[Task goal]
Among the entries below, find the lines with "качества" and copy them.

[Extracted information]
- - - - -

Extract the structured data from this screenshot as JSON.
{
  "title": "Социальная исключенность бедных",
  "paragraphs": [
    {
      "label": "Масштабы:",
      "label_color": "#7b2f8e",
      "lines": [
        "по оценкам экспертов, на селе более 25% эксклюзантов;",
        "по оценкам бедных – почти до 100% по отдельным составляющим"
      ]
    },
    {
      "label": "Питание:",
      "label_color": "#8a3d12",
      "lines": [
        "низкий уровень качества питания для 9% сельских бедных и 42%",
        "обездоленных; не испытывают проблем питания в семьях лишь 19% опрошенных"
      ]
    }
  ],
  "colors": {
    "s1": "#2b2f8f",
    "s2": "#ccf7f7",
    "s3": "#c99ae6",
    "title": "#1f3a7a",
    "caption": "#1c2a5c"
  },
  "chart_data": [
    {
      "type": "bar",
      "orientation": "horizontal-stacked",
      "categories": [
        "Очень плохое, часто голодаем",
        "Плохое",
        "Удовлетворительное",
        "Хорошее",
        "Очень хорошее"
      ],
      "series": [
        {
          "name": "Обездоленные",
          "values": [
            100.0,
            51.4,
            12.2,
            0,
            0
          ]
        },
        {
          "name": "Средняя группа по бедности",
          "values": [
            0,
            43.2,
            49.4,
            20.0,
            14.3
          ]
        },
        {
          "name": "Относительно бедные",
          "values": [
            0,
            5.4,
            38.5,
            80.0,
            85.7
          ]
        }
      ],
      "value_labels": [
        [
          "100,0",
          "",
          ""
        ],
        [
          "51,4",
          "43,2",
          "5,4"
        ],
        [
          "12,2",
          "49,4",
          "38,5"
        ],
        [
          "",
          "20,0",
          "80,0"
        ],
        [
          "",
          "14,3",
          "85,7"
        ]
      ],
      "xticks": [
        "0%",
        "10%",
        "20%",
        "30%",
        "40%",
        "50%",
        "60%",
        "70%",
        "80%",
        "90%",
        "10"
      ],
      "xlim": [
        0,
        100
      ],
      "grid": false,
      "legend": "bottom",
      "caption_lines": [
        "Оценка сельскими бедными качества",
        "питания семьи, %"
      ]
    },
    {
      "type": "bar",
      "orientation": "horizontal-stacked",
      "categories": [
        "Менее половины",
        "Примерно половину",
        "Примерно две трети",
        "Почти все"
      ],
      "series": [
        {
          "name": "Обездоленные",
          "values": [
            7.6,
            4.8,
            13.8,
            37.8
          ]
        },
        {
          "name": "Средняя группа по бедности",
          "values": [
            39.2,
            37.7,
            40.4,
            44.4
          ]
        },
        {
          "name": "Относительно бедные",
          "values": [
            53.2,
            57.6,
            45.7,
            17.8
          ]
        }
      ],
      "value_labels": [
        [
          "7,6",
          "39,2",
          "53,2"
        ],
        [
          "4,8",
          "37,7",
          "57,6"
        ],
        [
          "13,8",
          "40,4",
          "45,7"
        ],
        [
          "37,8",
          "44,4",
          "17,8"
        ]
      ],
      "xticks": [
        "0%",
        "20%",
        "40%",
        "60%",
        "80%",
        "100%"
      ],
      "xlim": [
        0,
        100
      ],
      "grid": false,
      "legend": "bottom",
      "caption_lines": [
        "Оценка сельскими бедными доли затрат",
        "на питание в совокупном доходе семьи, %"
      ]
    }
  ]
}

- - - - -

[Solved problem]
        "низкий уровень качества питания для 9% сельских бедных и 42%",
        "Оценка сельскими бедными качества",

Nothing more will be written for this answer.